··· Source extract

Gertrude Stein’s “The house was just twinkling in the moon light”
It was Gertrude Stein’s habit to write through the night, while her beloved Alice B. Toklas slept. Stein would leave notes for Toklas to find when she rose in the morning, ready to type the pages Stein had written out in longhand the night before. “The house was just twinkling in the moon light” is one of these love notes, which remained unpublished until 1999 when Kay Turner edited a selection of them and wrote a thorough and incisive introduction in Precious Baby Always Shines: Selected Love Notes Between Gertrude Stein and Alice B. Toklas. The notes are not great works of literature. In fact, a wag might say that Stein wrote them after she was finished writing, so they’re not literature at all. But these short pieces are nevertheless indisputably charming, and, because they were written not as public art but as private gestures, they also afford us a uniquely intimate glimpse of the inner workings of one of the 20th century’s most fascinating marriages.
Stein and Toklas met in Paris in 1907. Stein was 33, Toklas three years younger. By 1910 they were living together, and they would remain inseparable until Stein’s death in 1946. The news today is full of the debate over whether gay marriage should be permitted; Stein and Toklas granted themselves that permission. They never got a piece of paper from the city hall, or gathered their friends for a ceremony, but throughout their relationship they spoke of themselves as married, and each referred to Stein as the “husband” and Toklas as the “wife” in their household.
When Toklas died in 1967, she was buried beside Stein in Paris’s Père Lachaise Cemetery, and her name and dates of birth and death were engraved on the back of Stein’s headstone, rendering them invisible from the cemetery path. It is possible to see in this detail a dispiriting metaphor, and indeed many people have suggested that while Stein was one of Modernism’s most thrilling artistic innovators, she enacted in her domestic life a fundamentally conventional scenario: the famous, powerful, creative, masculine husband faithfully aided and assisted by a forgotten, subservient, nurturing, feminine wife, who was, in death, literally relegated to the background. Love notes such as “The house was just twinkling in the moon light,” which can be read as infantilizing “wifey” Toklas by turning her into a “baby,” could certainly be seen as supporting this view of the women’s relationship.
By the end of the 20th century, though, feminist and lesbian critics had begun to argue that Stein and Toklas’s relationship was far more complex and nuanced, and far less conventional, than it may have appeared to be. These critics were particularly keen to suggest that the generic heterosexual language Stein and Toklas used to describe their relationship constituted not a recapitulation of traditional sex/gender roles, but rather an affectionate and subversive game of linguistic dress-up. Both women obviously knew full well that theirs was not a traditional heterosexual marriage. Their use of terms such as “hubby” and “wifey” was meant not to conceal that fact but to illuminate it. By using this language to remind each other of what their relationship wasn’t, Stein and Toklas created a space where they could toy with (potentially limitless) possibilities for what their relationship was. As Elizabeth Meese writes in her essay “Gertrude Stein and Me,” “Gertrude Stein devotes herself to evading questions and answers as she keeps the issue of lesbian identity open. Indeed, she avoids the very question itself. . . . [She] resists the very structure of question/answer. . . . When lesbian identity remains open, it remains interesting.”

······

Exercise requirements:
1. Update the Stein and Toklas text from "Stein and Toklas met" up to and including "in their household.", putting "registry office" in place of "city hall".
2. According to the Stein and Toklas text, in what year and city did the two women meet?
The material that comes next is drawn from a separate source.

··· Stored data

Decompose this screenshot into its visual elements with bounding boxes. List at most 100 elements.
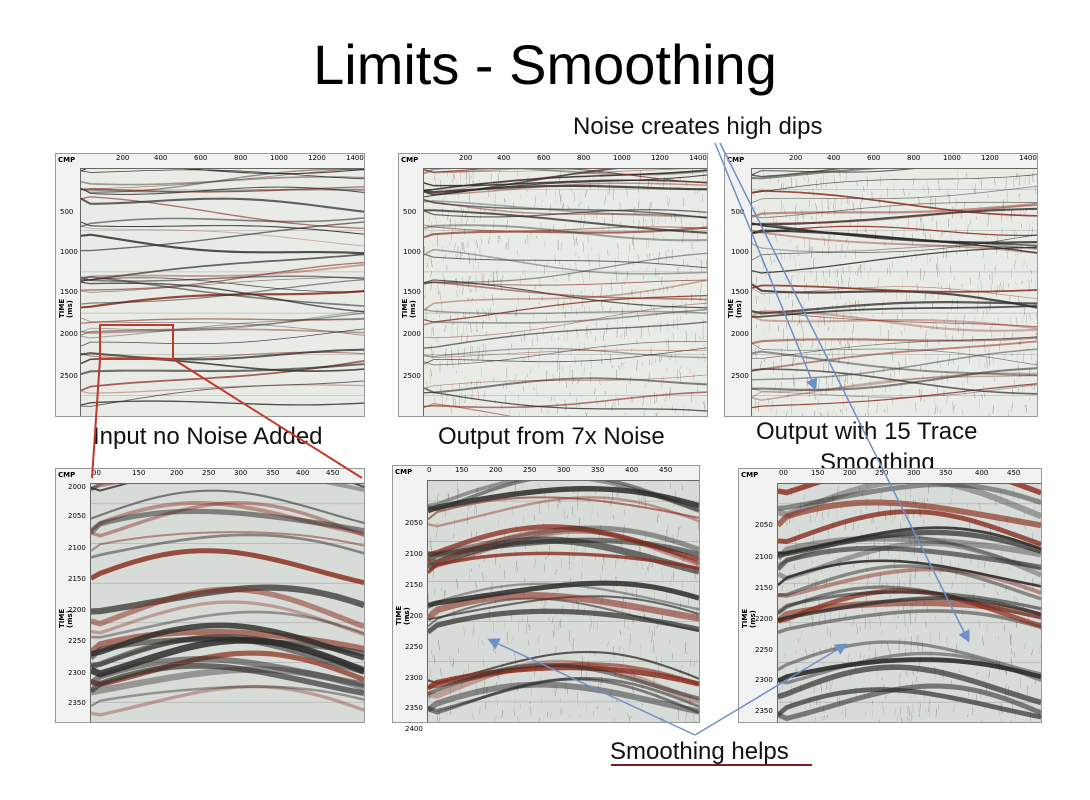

······

Exercise responses:
1.
Stein and Toklas met in Paris in 1907. Stein was 33, Toklas three years younger. By 1910 they were living together, and they would remain inseparable until Stein’s death in 1946. The news today is full of the debate over whether gay marriage should be permitted; Stein and Toklas granted themselves that permission. They never got a piece of paper from the registry office, or gathered their friends for a ceremony, but throughout their relationship they spoke of themselves as married, and each referred to Stein as the “husband” and Toklas as the “wife” in their household.

2. They met in Paris in 1907.